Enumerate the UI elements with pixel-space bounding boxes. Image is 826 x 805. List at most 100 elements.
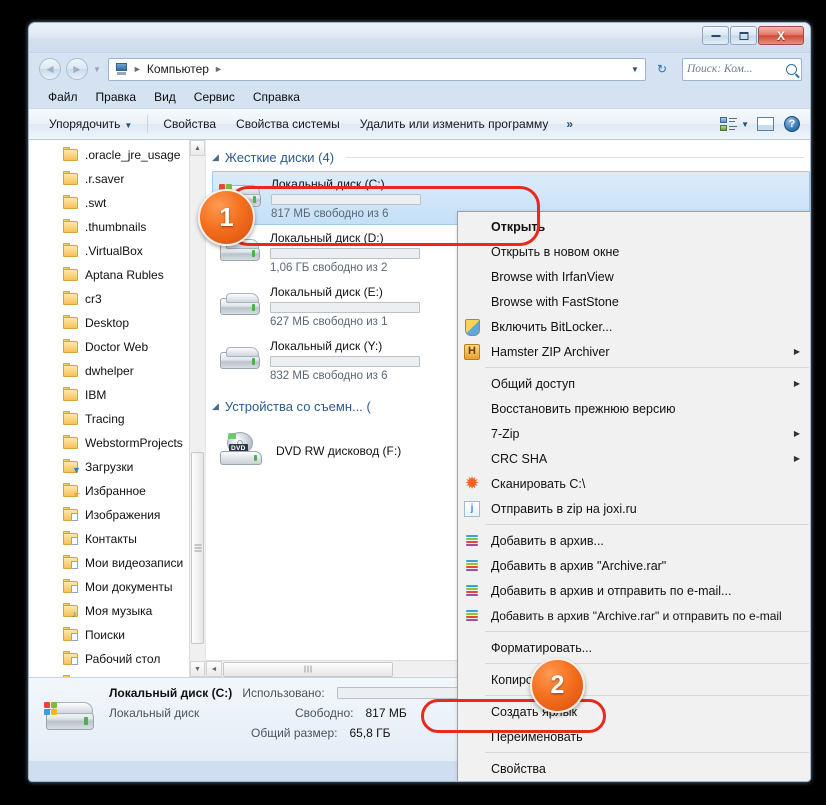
context-menu-item-properties[interactable]: Свойства [458, 756, 810, 781]
context-menu-item-add-archive-email[interactable]: Добавить в архив и отправить по e-mail..… [458, 578, 810, 603]
minimize-button[interactable] [702, 26, 729, 45]
folder-contacts-icon [63, 530, 79, 546]
sidebar-item-webstormprojects[interactable]: WebstormProjects [29, 431, 205, 455]
collapse-icon[interactable]: ◢ [212, 401, 219, 412]
sidebar-item-pictures[interactable]: Изображения [29, 503, 205, 527]
system-properties-button[interactable]: Свойства системы [226, 113, 350, 135]
drive-capacity-bar [270, 301, 420, 313]
context-menu-item-add-archive-rar-email[interactable]: Добавить в архив "Archive.rar" и отправи… [458, 603, 810, 628]
view-chevron-down-icon[interactable]: ▼ [741, 120, 749, 129]
sidebar-item-label: Мои видеозаписи [85, 556, 184, 570]
collapse-icon[interactable]: ◢ [212, 152, 219, 163]
sidebar-item-oracle-jre-usage[interactable]: .oracle_jre_usage [29, 143, 205, 167]
context-menu-item-hamster-zip[interactable]: H Hamster ZIP Archiver ▶ [458, 339, 810, 364]
help-icon[interactable]: ? [784, 116, 800, 132]
folder-icon [63, 362, 79, 378]
sidebar-item-swt[interactable]: .swt [29, 191, 205, 215]
sidebar-item-doctor-web[interactable]: Doctor Web [29, 335, 205, 359]
scroll-down-icon[interactable]: ▼ [190, 661, 205, 677]
address-bar[interactable]: ► Компьютер ► ▼ [107, 57, 646, 81]
menu-item-edit[interactable]: Правка [87, 88, 146, 106]
sidebar-item-label: .VirtualBox [85, 244, 143, 258]
submenu-arrow-icon: ▶ [793, 429, 800, 438]
address-dropdown-icon[interactable]: ▼ [627, 65, 643, 74]
details-free-group: Свободно: 817 МБ [237, 706, 487, 720]
search-input[interactable]: Поиск: Ком... [682, 57, 802, 81]
sidebar-item-label: Избранное [85, 484, 146, 498]
back-icon: ◄ [44, 62, 56, 76]
forward-button[interactable]: ► [66, 58, 88, 80]
context-menu-item-create-shortcut[interactable]: Создать ярлык [458, 699, 810, 724]
organize-button[interactable]: Упорядочить ▼ [39, 113, 142, 135]
preview-pane-icon[interactable] [757, 117, 774, 131]
scroll-up-icon[interactable]: ▲ [190, 140, 205, 156]
context-menu-item-restore-previous[interactable]: Восстановить прежнюю версию [458, 396, 810, 421]
context-menu-item-rename[interactable]: Переименовать [458, 724, 810, 749]
drive-free-space: 817 МБ свободно из 6 [271, 207, 389, 220]
context-menu-item-label: Форматировать... [491, 640, 593, 655]
sidebar-item-videos[interactable]: Мои видеозаписи [29, 551, 205, 575]
sidebar-item-downloads[interactable]: ▼ Загрузки [29, 455, 205, 479]
context-menu-separator [459, 695, 809, 696]
context-menu-separator [459, 367, 809, 368]
context-menu-item-enable-bitlocker[interactable]: Включить BitLocker... [458, 314, 810, 339]
sidebar-item-favorites[interactable]: ★ Избранное [29, 479, 205, 503]
menu-item-help[interactable]: Справка [244, 88, 309, 106]
explorer-window: X ◄ ► ▼ ► Компьютер ► ▼ ↻ Поиск: Ком... [28, 22, 811, 782]
sidebar-item-label: .swt [85, 196, 107, 210]
sidebar-item-label: dwhelper [85, 364, 134, 378]
sidebar-item-aptana-rubles[interactable]: Aptana Rubles [29, 263, 205, 287]
context-menu-item-7zip[interactable]: 7-Zip ▶ [458, 421, 810, 446]
sidebar-item-tracing[interactable]: Tracing [29, 407, 205, 431]
context-menu-item-add-to-archive[interactable]: Добавить в архив... [458, 528, 810, 553]
context-menu-item-open-new-window[interactable]: Открыть в новом окне [458, 239, 810, 264]
context-menu-item-share[interactable]: Общий доступ ▶ [458, 371, 810, 396]
context-menu-item-copy[interactable]: Копировать [458, 667, 810, 692]
context-menu-item-open[interactable]: Открыть [458, 214, 810, 239]
back-button[interactable]: ◄ [39, 58, 61, 80]
context-menu-item-crc-sha[interactable]: CRC SHA ▶ [458, 446, 810, 471]
sidebar-item-label: Контакты [85, 532, 137, 546]
context-menu-item-browse-faststone[interactable]: Browse with FastStone [458, 289, 810, 314]
context-menu-item-browse-irfanview[interactable]: Browse with IrfanView [458, 264, 810, 289]
breadcrumb-separator-trailing-icon[interactable]: ► [212, 64, 225, 74]
context-menu-item-label: Отправить в zip на joxi.ru [491, 501, 637, 516]
close-button[interactable]: X [758, 26, 804, 45]
uninstall-program-button[interactable]: Удалить или изменить программу [350, 113, 559, 135]
menu-item-tools[interactable]: Сервис [185, 88, 244, 106]
horizontal-scrollbar-thumb[interactable] [223, 661, 393, 677]
computer-icon [113, 62, 129, 76]
sidebar-item-contacts[interactable]: Контакты [29, 527, 205, 551]
maximize-button[interactable] [730, 26, 757, 45]
breadcrumb-computer[interactable]: Компьютер [144, 62, 212, 76]
title-bar[interactable]: X [29, 23, 810, 53]
context-menu-item-add-to-archive-rar[interactable]: Добавить в архив "Archive.rar" [458, 553, 810, 578]
sidebar-item-thumbnails[interactable]: .thumbnails [29, 215, 205, 239]
recent-pages-caret-icon[interactable]: ▼ [93, 65, 101, 74]
sidebar-item-dwhelper[interactable]: dwhelper [29, 359, 205, 383]
sidebar-item-searches[interactable]: Поиски [29, 623, 205, 647]
menu-item-view[interactable]: Вид [145, 88, 185, 106]
sidebar-item-desktop[interactable]: Desktop [29, 311, 205, 335]
sidebar-item-cr3[interactable]: cr3 [29, 287, 205, 311]
folder-icon [63, 170, 79, 186]
sidebar-item-virtualbox[interactable]: .VirtualBox [29, 239, 205, 263]
toolbar-overflow-button[interactable]: » [558, 113, 581, 135]
scroll-left-icon[interactable]: ◄ [206, 661, 222, 677]
properties-button[interactable]: Свойства [153, 113, 226, 135]
context-menu-item-joxi[interactable]: j Отправить в zip на joxi.ru [458, 496, 810, 521]
context-menu-item-format[interactable]: Форматировать... [458, 635, 810, 660]
menu-item-file[interactable]: Файл [39, 88, 87, 106]
details-usage-group: Использовано: [242, 686, 492, 700]
sidebar-item-documents[interactable]: Мои документы [29, 575, 205, 599]
group-header-hard-drives[interactable]: ◢ Жесткие диски (4) [206, 140, 810, 167]
sidebar-scrollbar-thumb[interactable] [191, 452, 204, 644]
sidebar-item-r-saver[interactable]: .r.saver [29, 167, 205, 191]
sidebar-item-ibm[interactable]: IBM [29, 383, 205, 407]
context-menu-item-scan[interactable]: ✹ Сканировать C:\ [458, 471, 810, 496]
search-placeholder: Поиск: Ком... [687, 63, 753, 75]
sidebar-item-desktop-folder[interactable]: Рабочий стол [29, 647, 205, 671]
change-view-icon[interactable] [720, 116, 738, 132]
sidebar-item-music[interactable]: ♪ Моя музыка [29, 599, 205, 623]
refresh-icon[interactable]: ↻ [651, 61, 673, 77]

━━━━━━━━━━━━━━━━━━━━

» **WORK TO DO**:
Copy all of the rows above word for word, leaving out the pictures.

» **THE COMPLETED TASK**:
Enumerate the UI elements with pixel-space bounding boxes. Image is 826 x 805. List at most 100 elements.
context-menu-item-properties[interactable]: Свойства [458, 756, 810, 781]
context-menu-item-add-archive-email[interactable]: Добавить в архив и отправить по e-mail..… [458, 578, 810, 603]
minimize-button[interactable] [702, 26, 729, 45]
folder-contacts-icon [63, 530, 79, 546]
sidebar-item-webstormprojects[interactable]: WebstormProjects [29, 431, 205, 455]
collapse-icon[interactable]: ◢ [212, 401, 219, 412]
sidebar-item-pictures[interactable]: Изображения [29, 503, 205, 527]
system-properties-button[interactable]: Свойства системы [226, 113, 350, 135]
drive-capacity-bar [270, 301, 420, 313]
context-menu-item-add-archive-rar-email[interactable]: Добавить в архив "Archive.rar" и отправи… [458, 603, 810, 628]
view-chevron-down-icon[interactable]: ▼ [741, 120, 749, 129]
sidebar-item-label: Мои видеозаписи [85, 556, 184, 570]
collapse-icon[interactable]: ◢ [212, 152, 219, 163]
sidebar-item-oracle-jre-usage[interactable]: .oracle_jre_usage [29, 143, 205, 167]
context-menu-item-hamster-zip[interactable]: H Hamster ZIP Archiver ▶ [458, 339, 810, 364]
help-icon[interactable]: ? [784, 116, 800, 132]
folder-icon [63, 362, 79, 378]
sidebar-item-swt[interactable]: .swt [29, 191, 205, 215]
sidebar-item-doctor-web[interactable]: Doctor Web [29, 335, 205, 359]
scroll-down-icon[interactable]: ▼ [190, 661, 205, 677]
address-bar[interactable]: ► Компьютер ► ▼ [107, 57, 646, 81]
menu-item-edit[interactable]: Правка [87, 88, 146, 106]
sidebar-item-label: .VirtualBox [85, 244, 143, 258]
submenu-arrow-icon: ▶ [793, 429, 800, 438]
address-dropdown-icon[interactable]: ▼ [627, 65, 643, 74]
details-free-group: Свободно: 817 МБ [237, 706, 487, 720]
search-input[interactable]: Поиск: Ком... [682, 57, 802, 81]
sidebar-item-label: Избранное [85, 484, 146, 498]
back-icon: ◄ [44, 62, 56, 76]
forward-button[interactable]: ► [66, 58, 88, 80]
context-menu-item-create-shortcut[interactable]: Создать ярлык [458, 699, 810, 724]
organize-button[interactable]: Упорядочить ▼ [39, 113, 142, 135]
preview-pane-icon[interactable] [757, 117, 774, 131]
scroll-up-icon[interactable]: ▲ [190, 140, 205, 156]
context-menu-item-restore-previous[interactable]: Восстановить прежнюю версию [458, 396, 810, 421]
context-menu-item-rename[interactable]: Переименовать [458, 724, 810, 749]
drive-free-space: 817 МБ свободно из 6 [271, 207, 389, 220]
context-menu-item-label: Форматировать... [491, 640, 593, 655]
sidebar-item-videos[interactable]: Мои видеозаписи [29, 551, 205, 575]
sidebar-item-downloads[interactable]: ▼ Загрузки [29, 455, 205, 479]
context-menu-separator [459, 695, 809, 696]
context-menu-separator [459, 367, 809, 368]
context-menu-item-enable-bitlocker[interactable]: Включить BitLocker... [458, 314, 810, 339]
sidebar-item-favorites[interactable]: ★ Избранное [29, 479, 205, 503]
menu-item-help[interactable]: Справка [244, 88, 309, 106]
explorer-window: X ◄ ► ▼ ► Компьютер ► ▼ ↻ Поиск: Ком... [28, 22, 811, 782]
sidebar-item-label: .swt [85, 196, 107, 210]
sidebar-item-label: dwhelper [85, 364, 134, 378]
sidebar-item-aptana-rubles[interactable]: Aptana Rubles [29, 263, 205, 287]
context-menu-item-7zip[interactable]: 7-Zip ▶ [458, 421, 810, 446]
sidebar-item-tracing[interactable]: Tracing [29, 407, 205, 431]
context-menu-item-add-to-archive[interactable]: Добавить в архив... [458, 528, 810, 553]
context-menu-item-open-new-window[interactable]: Открыть в новом окне [458, 239, 810, 264]
context-menu-item-share[interactable]: Общий доступ ▶ [458, 371, 810, 396]
context-menu-item-copy[interactable]: Копировать [458, 667, 810, 692]
context-menu-item-open[interactable]: Открыть [458, 214, 810, 239]
back-button[interactable]: ◄ [39, 58, 61, 80]
context-menu-item-crc-sha[interactable]: CRC SHA ▶ [458, 446, 810, 471]
sidebar-item-label: Контакты [85, 532, 137, 546]
context-menu-item-browse-faststone[interactable]: Browse with FastStone [458, 289, 810, 314]
context-menu-item-browse-irfanview[interactable]: Browse with IrfanView [458, 264, 810, 289]
breadcrumb-separator-trailing-icon[interactable]: ► [212, 64, 225, 74]
context-menu-item-label: Отправить в zip на joxi.ru [491, 501, 637, 516]
close-button[interactable]: X [758, 26, 804, 45]
uninstall-program-button[interactable]: Удалить или изменить программу [350, 113, 559, 135]
menu-item-tools[interactable]: Сервис [185, 88, 244, 106]
horizontal-scrollbar-thumb[interactable] [223, 661, 393, 677]
computer-icon [113, 62, 129, 76]
sidebar-item-contacts[interactable]: Контакты [29, 527, 205, 551]
maximize-button[interactable] [730, 26, 757, 45]
breadcrumb-computer[interactable]: Компьютер [144, 62, 212, 76]
title-bar[interactable]: X [29, 23, 810, 53]
context-menu-item-add-to-archive-rar[interactable]: Добавить в архив "Archive.rar" [458, 553, 810, 578]
sidebar-item-thumbnails[interactable]: .thumbnails [29, 215, 205, 239]
recent-pages-caret-icon[interactable]: ▼ [93, 65, 101, 74]
sidebar-item-dwhelper[interactable]: dwhelper [29, 359, 205, 383]
sidebar-item-searches[interactable]: Поиски [29, 623, 205, 647]
menu-item-view[interactable]: Вид [145, 88, 185, 106]
sidebar-item-desktop[interactable]: Desktop [29, 311, 205, 335]
sidebar-item-cr3[interactable]: cr3 [29, 287, 205, 311]
folder-icon [63, 170, 79, 186]
sidebar-item-virtualbox[interactable]: .VirtualBox [29, 239, 205, 263]
toolbar-overflow-button[interactable]: » [558, 113, 581, 135]
scroll-left-icon[interactable]: ◄ [206, 661, 222, 677]
properties-button[interactable]: Свойства [153, 113, 226, 135]
context-menu-item-joxi[interactable]: j Отправить в zip на joxi.ru [458, 496, 810, 521]
context-menu-item-format[interactable]: Форматировать... [458, 635, 810, 660]
menu-item-file[interactable]: Файл [39, 88, 87, 106]
details-usage-group: Использовано: [242, 686, 492, 700]
sidebar-item-documents[interactable]: Мои документы [29, 575, 205, 599]
group-header-hard-drives[interactable]: ◢ Жесткие диски (4) [206, 140, 810, 167]
sidebar-scrollbar-thumb[interactable] [191, 452, 204, 644]
sidebar-item-r-saver[interactable]: .r.saver [29, 167, 205, 191]
sidebar-item-ibm[interactable]: IBM [29, 383, 205, 407]
context-menu-item-scan[interactable]: ✹ Сканировать C:\ [458, 471, 810, 496]
search-placeholder: Поиск: Ком... [687, 63, 753, 75]
sidebar-item-desktop-folder[interactable]: Рабочий стол [29, 647, 205, 671]
change-view-icon[interactable] [720, 116, 738, 132]
sidebar-item-music[interactable]: ♪ Моя музыка [29, 599, 205, 623]
refresh-icon[interactable]: ↻ [651, 61, 673, 77]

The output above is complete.